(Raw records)

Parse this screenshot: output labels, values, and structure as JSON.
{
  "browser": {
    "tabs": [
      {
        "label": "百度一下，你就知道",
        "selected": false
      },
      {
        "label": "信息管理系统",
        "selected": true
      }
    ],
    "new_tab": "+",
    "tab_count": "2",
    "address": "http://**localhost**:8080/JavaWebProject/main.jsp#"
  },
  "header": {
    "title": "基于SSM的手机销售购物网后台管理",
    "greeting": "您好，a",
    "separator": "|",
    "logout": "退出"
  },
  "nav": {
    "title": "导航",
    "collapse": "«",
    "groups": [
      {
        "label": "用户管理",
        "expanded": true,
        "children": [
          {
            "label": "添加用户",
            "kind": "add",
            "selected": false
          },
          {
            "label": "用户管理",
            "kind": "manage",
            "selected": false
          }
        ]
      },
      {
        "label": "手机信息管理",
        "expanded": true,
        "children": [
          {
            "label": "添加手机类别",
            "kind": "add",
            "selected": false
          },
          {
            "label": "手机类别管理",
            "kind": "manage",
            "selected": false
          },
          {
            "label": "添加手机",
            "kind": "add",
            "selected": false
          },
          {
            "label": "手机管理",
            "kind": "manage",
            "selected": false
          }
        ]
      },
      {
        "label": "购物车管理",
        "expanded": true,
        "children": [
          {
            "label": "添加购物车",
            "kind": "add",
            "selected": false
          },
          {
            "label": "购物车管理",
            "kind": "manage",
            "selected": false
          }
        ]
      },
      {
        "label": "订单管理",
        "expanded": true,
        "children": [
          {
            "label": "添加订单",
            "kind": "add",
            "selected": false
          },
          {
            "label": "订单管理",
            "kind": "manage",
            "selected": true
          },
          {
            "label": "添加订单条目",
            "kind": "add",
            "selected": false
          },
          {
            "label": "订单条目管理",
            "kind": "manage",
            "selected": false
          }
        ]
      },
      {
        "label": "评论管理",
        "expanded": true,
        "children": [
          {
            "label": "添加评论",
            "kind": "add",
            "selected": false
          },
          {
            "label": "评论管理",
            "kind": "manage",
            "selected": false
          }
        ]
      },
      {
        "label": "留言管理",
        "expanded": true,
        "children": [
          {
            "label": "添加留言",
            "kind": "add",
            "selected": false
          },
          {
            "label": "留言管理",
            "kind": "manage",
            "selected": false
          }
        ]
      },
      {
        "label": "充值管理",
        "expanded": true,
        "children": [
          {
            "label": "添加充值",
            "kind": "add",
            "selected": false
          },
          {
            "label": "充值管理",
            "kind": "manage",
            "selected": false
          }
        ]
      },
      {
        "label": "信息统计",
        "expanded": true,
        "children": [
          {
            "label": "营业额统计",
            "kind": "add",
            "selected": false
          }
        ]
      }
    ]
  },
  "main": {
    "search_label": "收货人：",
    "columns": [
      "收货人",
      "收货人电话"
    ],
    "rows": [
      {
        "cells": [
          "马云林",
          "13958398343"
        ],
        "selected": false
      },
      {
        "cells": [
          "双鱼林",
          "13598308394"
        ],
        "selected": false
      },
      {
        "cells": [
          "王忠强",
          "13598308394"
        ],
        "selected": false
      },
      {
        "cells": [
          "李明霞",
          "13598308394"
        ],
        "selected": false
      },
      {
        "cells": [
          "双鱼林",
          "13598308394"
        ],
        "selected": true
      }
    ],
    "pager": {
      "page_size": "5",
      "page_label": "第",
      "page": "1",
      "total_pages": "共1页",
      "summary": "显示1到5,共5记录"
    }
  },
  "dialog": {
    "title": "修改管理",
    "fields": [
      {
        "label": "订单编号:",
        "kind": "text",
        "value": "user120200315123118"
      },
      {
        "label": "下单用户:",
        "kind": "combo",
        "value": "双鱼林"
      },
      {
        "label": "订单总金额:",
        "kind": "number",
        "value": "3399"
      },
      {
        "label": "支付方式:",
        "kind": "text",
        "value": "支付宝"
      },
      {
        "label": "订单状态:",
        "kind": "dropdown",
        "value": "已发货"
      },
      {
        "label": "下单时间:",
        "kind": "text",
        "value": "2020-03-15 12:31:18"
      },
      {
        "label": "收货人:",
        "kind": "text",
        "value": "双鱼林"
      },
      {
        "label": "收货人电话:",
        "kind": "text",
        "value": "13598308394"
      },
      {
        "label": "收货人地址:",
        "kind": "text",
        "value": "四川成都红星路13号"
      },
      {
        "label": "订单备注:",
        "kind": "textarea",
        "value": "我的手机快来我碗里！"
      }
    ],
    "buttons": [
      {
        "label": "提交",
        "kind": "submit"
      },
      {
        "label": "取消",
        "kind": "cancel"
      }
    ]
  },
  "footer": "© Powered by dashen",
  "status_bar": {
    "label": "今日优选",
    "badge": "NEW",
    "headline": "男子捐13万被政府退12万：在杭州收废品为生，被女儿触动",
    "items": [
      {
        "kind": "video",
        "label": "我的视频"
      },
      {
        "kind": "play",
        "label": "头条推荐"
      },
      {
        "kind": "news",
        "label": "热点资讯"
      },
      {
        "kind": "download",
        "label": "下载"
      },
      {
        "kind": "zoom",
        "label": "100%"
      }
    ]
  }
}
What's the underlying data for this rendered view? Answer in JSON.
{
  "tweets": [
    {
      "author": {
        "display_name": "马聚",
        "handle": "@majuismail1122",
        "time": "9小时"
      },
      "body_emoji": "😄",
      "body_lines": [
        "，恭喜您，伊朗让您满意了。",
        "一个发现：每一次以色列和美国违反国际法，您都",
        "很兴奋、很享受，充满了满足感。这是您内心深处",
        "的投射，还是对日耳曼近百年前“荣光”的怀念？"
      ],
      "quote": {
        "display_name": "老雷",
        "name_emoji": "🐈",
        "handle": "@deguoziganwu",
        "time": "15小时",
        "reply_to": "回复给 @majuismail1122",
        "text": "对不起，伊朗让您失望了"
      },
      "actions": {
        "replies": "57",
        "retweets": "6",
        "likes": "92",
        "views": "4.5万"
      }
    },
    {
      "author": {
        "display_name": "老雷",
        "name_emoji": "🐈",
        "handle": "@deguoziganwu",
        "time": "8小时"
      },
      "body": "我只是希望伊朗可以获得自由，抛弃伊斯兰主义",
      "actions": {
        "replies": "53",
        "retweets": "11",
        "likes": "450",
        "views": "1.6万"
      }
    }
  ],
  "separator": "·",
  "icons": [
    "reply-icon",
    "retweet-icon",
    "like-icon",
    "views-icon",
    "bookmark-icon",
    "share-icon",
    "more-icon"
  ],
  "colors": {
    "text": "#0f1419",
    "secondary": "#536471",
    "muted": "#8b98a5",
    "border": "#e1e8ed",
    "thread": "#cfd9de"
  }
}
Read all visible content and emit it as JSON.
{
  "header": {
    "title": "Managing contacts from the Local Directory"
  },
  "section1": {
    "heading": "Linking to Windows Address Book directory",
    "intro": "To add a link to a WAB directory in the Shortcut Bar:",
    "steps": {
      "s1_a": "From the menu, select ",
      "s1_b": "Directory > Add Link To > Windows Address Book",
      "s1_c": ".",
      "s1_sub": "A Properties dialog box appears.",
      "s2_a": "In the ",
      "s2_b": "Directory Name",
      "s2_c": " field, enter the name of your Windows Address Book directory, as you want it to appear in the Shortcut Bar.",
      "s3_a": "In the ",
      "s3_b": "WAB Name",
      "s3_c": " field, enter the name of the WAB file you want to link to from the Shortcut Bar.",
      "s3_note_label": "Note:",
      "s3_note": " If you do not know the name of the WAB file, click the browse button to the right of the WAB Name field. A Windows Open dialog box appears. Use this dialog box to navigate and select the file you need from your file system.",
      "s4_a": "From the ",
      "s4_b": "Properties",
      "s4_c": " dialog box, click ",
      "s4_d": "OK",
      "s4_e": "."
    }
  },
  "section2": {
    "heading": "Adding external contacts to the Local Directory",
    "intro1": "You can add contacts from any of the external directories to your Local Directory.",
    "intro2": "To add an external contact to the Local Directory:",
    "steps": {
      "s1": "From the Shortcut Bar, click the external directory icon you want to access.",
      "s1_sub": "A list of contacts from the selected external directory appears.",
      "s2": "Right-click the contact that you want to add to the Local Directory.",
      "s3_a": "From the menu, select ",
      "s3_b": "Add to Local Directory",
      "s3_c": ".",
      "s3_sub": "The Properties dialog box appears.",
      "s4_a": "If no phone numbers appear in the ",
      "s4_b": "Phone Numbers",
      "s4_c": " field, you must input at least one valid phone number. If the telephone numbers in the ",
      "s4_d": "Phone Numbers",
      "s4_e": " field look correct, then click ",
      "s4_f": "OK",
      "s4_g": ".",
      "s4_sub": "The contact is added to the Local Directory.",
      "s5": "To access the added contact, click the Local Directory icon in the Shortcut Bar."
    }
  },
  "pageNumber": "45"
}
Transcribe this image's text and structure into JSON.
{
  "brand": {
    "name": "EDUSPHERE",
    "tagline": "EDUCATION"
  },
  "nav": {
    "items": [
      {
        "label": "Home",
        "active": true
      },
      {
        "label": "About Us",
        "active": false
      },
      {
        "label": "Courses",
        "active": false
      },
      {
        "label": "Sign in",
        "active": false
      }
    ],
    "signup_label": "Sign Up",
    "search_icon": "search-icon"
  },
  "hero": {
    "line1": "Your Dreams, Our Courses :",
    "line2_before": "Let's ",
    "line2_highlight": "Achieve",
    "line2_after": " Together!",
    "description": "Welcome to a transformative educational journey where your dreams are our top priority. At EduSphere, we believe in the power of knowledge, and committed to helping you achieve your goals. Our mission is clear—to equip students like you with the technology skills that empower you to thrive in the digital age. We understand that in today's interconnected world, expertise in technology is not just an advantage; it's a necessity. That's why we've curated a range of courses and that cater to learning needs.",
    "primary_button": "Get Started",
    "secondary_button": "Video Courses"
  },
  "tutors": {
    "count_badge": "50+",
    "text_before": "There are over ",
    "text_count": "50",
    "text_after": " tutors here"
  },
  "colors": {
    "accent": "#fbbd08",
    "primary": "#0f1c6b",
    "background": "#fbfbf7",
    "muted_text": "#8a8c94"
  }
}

→ Stated task
Return each line in the records that holds the string "enter".

→ Result
      "s2_c": " field, enter the name of your Windows Address Book directory, as you want it to appear in the Shortcut Bar.",
      "s3_c": " field, enter the name of the WAB file you want to link to from the Shortcut Bar.",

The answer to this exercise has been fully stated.